**SOURCE PASSAGE:**
◇ ◇ ◇ ◇
David, thanks for taking your time to answer even my ignorant questions. It’s much appreciated.

Best Regards,

Winter

Sure, you can easily put a CollisionSphere around any model like this:

model = loader.loadModel('myModel.egg')
bounds = model.getBounds()
cs = CollisionSphere(bounds.getCenter(), bounds.getRadius())
cn = CollisionNode('sphere')
cn.addSolid(cs)
model.attachNewNode(cn)

This will make a collision sphere that is guaranteed to contain the geometry, although depending on the model it may or may not be a very tight fit (it might be larger than it needs to be). To make a tighter bounds, you can use model.getTightBounds(), which returns the upper and lower corners of the object’s bounding box, and calculate the sphere’s center and radius yourself (or construct a box of six polygons), or you can hand-edit your egg file to put:


<ObjectType> { bubble }

within the outermost entry–this means to automatically put a “bubble” around the model represented by the group.

David

Ah yes. I remember reading about getBounds() and getTightBounds(). I couldn’t remember where.

I just want to confirm the egg idea.

All I need to do is put:


<ObjectType> { bubble }

in the outmost group entry of the certain object I want “wraped”.

  • I need to replace “bubble” with real 3D data, no? My colleagues all use Lightwave. So the Maya is not an option. Though editing the egg file is fine. - Shall I have them make a separate “bubble”, convert that to an egg file and put the “bubble” coords in place of “bubble”?
  • If the bubble is computed automaticaly, a plain sphere?

Also, I would still need to get the bubble node and assign that to be used as collision data. Correct? It looks to me that egg files can contain scenegraph hiearchy. If I make the real object beneath the bubble object in the scenegraph, the parenting would be set when I load the file. Correct?

If there is any docs on the egg format, I would be happy to study them. I am the only programmer working on this project. So as you can imagine, I want to keep my code minimal and reusable and let the artist work in the egg files and other external data as much as possible.

Thanks for you time, David. A good day to you.

Winter

The { bubble } syntax is literal; you do not need to put coords in. It tells the egg loader to look at all of the vertices within the current group, and compute a CollisionSphere around them. That’s all you need to do; it will be used as collision data by default.

The syntax is actually replaced with more advanced egg syntax that can be specified in the Config.prc file. Specifically, object type “bubble” is replaced with " { Sphere keep descend }" which means to create a collision sphere, keep all of the existing geometry as visible geometry, and descend through nested groups to find all geometry.

The full egg syntax document can be found in panda/src/doc/eggSyntax.txt, which you can view in the SourceForge CVS repository.
◇ ◇ ◇ ◇
**SUPPLIED DATA:**
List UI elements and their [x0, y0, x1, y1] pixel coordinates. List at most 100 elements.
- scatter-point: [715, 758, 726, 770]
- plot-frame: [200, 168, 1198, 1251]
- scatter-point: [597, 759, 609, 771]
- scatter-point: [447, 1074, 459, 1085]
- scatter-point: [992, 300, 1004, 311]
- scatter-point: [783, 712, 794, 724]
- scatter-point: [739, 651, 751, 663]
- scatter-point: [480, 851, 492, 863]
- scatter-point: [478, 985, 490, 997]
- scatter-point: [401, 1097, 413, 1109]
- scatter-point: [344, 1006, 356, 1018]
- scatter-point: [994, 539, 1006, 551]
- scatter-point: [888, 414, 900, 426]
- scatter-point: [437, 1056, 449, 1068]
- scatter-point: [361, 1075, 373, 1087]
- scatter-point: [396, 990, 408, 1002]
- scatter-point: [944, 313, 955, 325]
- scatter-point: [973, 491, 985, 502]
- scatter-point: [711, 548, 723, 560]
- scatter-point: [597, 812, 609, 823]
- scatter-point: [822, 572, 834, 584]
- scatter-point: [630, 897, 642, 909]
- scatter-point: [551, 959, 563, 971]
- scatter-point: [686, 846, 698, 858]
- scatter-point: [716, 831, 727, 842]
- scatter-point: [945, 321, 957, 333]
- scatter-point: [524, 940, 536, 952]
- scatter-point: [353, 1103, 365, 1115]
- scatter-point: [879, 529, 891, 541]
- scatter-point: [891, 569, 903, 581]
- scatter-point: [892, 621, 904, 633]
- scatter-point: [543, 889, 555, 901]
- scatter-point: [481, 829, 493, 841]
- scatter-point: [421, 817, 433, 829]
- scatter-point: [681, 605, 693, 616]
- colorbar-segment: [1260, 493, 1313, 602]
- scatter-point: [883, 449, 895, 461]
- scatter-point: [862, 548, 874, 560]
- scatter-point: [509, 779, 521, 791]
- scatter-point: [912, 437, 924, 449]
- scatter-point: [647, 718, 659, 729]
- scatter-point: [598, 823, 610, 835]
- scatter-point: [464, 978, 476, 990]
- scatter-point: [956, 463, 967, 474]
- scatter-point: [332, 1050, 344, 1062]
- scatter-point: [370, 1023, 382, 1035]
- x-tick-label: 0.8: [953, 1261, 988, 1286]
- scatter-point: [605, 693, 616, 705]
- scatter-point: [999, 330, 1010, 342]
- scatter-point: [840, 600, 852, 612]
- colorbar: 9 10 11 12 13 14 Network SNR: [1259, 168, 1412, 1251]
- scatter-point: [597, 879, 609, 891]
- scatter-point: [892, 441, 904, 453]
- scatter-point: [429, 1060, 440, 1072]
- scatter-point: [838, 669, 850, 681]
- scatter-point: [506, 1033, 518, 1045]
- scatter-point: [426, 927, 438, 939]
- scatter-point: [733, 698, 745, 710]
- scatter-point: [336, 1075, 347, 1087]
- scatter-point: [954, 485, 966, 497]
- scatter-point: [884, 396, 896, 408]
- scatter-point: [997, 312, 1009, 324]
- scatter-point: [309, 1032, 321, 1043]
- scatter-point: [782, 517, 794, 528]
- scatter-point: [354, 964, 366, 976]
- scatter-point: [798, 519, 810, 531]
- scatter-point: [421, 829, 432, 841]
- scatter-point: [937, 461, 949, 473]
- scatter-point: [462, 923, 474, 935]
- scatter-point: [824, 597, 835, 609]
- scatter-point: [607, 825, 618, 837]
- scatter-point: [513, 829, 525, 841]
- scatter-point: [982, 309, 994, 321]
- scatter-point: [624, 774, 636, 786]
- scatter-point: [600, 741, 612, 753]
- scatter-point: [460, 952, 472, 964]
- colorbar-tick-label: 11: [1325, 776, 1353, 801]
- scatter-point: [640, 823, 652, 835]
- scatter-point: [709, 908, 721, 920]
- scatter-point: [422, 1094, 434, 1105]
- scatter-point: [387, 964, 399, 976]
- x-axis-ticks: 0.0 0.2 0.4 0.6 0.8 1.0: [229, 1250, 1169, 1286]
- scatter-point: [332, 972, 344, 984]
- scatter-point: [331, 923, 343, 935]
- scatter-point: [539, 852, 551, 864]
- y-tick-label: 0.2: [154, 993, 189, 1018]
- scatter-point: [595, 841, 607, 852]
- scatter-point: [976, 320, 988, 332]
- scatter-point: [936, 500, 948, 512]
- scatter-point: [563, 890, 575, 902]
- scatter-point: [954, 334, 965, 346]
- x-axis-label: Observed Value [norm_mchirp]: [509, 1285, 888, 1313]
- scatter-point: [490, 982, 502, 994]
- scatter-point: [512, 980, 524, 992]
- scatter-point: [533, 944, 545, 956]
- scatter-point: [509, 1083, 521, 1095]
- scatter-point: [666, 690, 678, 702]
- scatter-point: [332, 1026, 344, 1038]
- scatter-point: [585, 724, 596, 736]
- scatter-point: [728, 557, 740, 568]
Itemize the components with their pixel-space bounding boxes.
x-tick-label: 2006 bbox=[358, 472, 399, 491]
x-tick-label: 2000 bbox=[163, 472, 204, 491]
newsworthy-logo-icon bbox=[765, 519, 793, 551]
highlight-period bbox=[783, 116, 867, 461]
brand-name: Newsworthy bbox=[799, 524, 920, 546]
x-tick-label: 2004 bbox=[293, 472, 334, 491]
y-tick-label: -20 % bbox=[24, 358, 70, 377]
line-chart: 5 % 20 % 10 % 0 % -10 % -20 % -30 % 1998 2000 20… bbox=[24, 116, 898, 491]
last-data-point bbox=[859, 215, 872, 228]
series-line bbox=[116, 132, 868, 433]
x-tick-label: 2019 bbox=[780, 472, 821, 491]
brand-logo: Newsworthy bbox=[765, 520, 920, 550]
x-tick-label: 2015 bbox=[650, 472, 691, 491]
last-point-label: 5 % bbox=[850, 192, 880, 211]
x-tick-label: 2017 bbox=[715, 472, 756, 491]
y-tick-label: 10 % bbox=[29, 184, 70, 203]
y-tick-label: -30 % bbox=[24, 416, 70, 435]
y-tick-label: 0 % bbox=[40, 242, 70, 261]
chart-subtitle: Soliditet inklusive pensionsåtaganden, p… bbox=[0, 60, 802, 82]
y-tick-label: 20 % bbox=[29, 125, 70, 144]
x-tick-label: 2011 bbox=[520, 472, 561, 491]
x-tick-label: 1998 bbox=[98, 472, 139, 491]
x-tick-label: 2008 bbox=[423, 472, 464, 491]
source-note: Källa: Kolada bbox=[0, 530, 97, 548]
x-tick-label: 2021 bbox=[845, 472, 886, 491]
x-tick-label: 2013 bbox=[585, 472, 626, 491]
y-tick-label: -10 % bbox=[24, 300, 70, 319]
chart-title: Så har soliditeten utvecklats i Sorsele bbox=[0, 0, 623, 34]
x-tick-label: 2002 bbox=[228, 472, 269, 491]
◇ ◇ ◇ ◇
**YOUR ASSIGNMENT:** Copy the forum thread from "All I need to" to "the file. Correct?". Nothing here depends on the lines.

**FINISHED TASK:**
All I need to do is put:


<ObjectType> { bubble }

in the outmost group entry of the certain object I want “wraped”.

  • I need to replace “bubble” with real 3D data, no? My colleagues all use Lightwave. So the Maya is not an option. Though editing the egg file is fine. - Shall I have them make a separate “bubble”, convert that to an egg file and put the “bubble” coords in place of “bubble”?
  • If the bubble is computed automaticaly, a plain sphere?

Also, I would still need to get the bubble node and assign that to be used as collision data. Correct? It looks to me that egg files can contain scenegraph hiearchy. If I make the real object beneath the bubble object in the scenegraph, the parenting would be set when I load the file. Correct?